Objective:
Write out each entry again. Keep every word exactly as it is.

Items from a figure collection:
§
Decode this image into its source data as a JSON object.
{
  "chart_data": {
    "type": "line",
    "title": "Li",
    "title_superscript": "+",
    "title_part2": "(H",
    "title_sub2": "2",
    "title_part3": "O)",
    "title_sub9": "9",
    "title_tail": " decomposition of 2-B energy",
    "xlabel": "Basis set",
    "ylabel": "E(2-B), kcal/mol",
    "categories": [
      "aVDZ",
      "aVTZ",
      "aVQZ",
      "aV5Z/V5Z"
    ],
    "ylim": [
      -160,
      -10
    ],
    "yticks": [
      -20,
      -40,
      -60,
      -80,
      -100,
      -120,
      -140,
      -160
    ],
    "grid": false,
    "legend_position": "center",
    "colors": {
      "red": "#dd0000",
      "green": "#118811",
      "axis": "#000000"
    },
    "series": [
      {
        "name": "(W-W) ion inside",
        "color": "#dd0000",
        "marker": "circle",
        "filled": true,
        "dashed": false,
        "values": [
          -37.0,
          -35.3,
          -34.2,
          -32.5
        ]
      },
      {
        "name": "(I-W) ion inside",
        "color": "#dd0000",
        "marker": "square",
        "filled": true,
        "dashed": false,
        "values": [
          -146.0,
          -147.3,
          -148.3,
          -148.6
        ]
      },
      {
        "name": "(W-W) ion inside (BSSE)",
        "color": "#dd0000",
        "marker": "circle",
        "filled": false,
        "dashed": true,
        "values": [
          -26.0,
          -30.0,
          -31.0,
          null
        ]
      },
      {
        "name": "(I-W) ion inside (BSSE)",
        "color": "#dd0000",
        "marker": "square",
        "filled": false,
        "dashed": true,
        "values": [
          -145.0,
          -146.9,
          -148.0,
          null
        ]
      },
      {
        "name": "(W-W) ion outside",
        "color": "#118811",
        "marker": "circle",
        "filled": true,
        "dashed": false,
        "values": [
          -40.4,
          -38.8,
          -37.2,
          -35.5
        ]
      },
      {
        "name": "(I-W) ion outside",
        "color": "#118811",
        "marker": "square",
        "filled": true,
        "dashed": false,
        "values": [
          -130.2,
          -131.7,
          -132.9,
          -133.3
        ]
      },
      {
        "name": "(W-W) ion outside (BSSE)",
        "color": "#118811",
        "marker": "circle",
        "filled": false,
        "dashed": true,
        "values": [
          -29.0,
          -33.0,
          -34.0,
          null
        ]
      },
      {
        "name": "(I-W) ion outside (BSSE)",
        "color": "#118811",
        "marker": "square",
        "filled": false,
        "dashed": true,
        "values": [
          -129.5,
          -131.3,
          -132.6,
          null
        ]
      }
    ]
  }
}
§
Exercise response:
Decode this image into its source data as a JSON object.
{
  "chart_data": {
    "type": "line",
    "title": "Li",
    "title_superscript": "+",
    "title_part2": "(H",
    "title_sub2": "2",
    "title_part3": "O)",
    "title_sub9": "9",
    "title_tail": " decomposition of 2-B energy",
    "xlabel": "Basis set",
    "ylabel": "E(2-B), kcal/mol",
    "categories": [
      "aVDZ",
      "aVTZ",
      "aVQZ",
      "aV5Z/V5Z"
    ],
    "ylim": [
      -160,
      -10
    ],
    "yticks": [
      -20,
      -40,
      -60,
      -80,
      -100,
      -120,
      -140,
      -160
    ],
    "grid": false,
    "legend_position": "center",
    "colors": {
      "red": "#dd0000",
      "green": "#118811",
      "axis": "#000000"
    },
    "series": [
      {
        "name": "(W-W) ion inside",
        "color": "#dd0000",
        "marker": "circle",
        "filled": true,
        "dashed": false,
        "values": [
          -37.0,
          -35.3,
          -34.2,
          -32.5
        ]
      },
      {
        "name": "(I-W) ion inside",
        "color": "#dd0000",
        "marker": "square",
        "filled": true,
        "dashed": false,
        "values": [
          -146.0,
          -147.3,
          -148.3,
          -148.6
        ]
      },
      {
        "name": "(W-W) ion inside (BSSE)",
        "color": "#dd0000",
        "marker": "circle",
        "filled": false,
        "dashed": true,
        "values": [
          -26.0,
          -30.0,
          -31.0,
          null
        ]
      },
      {
        "name": "(I-W) ion inside (BSSE)",
        "color": "#dd0000",
        "marker": "square",
        "filled": false,
        "dashed": true,
        "values": [
          -145.0,
          -146.9,
          -148.0,
          null
        ]
      },
      {
        "name": "(W-W) ion outside",
        "color": "#118811",
        "marker": "circle",
        "filled": true,
        "dashed": false,
        "values": [
          -40.4,
          -38.8,
          -37.2,
          -35.5
        ]
      },
      {
        "name": "(I-W) ion outside",
        "color": "#118811",
        "marker": "square",
        "filled": true,
        "dashed": false,
        "values": [
          -130.2,
          -131.7,
          -132.9,
          -133.3
        ]
      },
      {
        "name": "(W-W) ion outside (BSSE)",
        "color": "#118811",
        "marker": "circle",
        "filled": false,
        "dashed": true,
        "values": [
          -29.0,
          -33.0,
          -34.0,
          null
        ]
      },
      {
        "name": "(I-W) ion outside (BSSE)",
        "color": "#118811",
        "marker": "square",
        "filled": false,
        "dashed": true,
        "values": [
          -129.5,
          -131.3,
          -132.6,
          null
        ]
      }
    ]
  }
}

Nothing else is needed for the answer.